* _TASK TO CARRY OUT_: Find the string "Delivery" in the listing and report every line that has it.

* _LISTED ENTRIES_:

* Begin *

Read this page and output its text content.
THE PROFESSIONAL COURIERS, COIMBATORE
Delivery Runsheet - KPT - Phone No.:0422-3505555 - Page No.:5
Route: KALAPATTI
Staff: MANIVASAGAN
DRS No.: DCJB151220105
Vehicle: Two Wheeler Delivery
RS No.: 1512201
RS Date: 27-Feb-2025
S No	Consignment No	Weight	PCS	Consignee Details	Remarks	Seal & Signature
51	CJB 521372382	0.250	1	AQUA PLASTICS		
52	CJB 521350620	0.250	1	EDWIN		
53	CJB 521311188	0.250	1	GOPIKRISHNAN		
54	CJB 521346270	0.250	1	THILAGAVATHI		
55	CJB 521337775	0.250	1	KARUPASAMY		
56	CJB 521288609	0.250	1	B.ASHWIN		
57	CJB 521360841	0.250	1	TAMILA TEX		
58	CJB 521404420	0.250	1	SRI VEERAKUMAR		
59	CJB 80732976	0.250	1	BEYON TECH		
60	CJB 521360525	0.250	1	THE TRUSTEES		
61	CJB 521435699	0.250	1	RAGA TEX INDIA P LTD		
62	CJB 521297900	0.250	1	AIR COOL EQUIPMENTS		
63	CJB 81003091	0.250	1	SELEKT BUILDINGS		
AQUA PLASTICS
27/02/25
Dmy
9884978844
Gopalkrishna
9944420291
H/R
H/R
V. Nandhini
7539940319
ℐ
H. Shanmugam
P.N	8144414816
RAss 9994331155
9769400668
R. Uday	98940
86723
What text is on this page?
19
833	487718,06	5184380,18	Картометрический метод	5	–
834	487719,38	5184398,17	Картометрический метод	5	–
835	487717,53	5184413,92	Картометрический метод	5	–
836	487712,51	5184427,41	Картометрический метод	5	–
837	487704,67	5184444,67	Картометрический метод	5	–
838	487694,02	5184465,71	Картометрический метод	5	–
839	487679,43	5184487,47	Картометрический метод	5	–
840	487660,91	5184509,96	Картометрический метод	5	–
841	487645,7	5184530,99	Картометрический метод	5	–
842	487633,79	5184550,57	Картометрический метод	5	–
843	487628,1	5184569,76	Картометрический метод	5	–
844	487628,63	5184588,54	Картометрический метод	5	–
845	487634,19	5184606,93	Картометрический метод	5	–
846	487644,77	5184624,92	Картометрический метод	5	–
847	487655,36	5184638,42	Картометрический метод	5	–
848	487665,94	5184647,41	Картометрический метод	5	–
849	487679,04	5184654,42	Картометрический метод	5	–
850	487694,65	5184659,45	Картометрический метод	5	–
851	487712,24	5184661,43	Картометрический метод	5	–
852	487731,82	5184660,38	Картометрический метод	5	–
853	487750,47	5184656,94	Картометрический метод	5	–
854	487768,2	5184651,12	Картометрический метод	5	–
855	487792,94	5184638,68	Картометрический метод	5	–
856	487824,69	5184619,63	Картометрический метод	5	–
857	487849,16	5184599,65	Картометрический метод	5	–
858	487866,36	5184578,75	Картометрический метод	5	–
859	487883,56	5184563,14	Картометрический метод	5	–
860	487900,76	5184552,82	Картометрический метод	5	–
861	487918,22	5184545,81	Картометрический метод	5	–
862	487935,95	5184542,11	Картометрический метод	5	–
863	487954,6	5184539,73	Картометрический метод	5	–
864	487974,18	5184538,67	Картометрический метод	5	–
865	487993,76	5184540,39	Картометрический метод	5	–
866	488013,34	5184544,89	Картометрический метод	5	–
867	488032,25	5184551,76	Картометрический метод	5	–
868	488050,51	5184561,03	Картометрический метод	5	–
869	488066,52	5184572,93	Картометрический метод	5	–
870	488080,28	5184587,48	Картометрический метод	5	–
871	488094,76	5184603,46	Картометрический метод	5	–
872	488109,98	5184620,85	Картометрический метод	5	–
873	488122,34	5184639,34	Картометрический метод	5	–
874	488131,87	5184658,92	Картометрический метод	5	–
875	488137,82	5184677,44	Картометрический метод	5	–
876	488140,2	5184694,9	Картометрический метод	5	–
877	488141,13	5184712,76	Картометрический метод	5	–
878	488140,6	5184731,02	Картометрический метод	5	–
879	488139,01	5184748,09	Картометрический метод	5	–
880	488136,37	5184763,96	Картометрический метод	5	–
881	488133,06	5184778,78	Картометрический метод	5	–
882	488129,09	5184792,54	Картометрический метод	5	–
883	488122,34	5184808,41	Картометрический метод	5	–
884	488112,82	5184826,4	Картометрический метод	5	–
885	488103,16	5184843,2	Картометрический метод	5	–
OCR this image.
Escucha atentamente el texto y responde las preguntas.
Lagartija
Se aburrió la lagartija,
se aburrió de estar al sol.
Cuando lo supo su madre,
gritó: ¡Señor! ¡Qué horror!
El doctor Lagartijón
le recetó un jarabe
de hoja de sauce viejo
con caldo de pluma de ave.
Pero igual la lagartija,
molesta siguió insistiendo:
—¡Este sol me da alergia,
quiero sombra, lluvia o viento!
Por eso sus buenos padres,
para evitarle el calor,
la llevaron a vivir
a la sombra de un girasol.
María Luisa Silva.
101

* End *

* _SOLUTION TO THIS PROBLEM_:
Delivery Runsheet - KPT - Phone No.:0422-3505555 - Page No.:5
Vehicle: Two Wheeler Delivery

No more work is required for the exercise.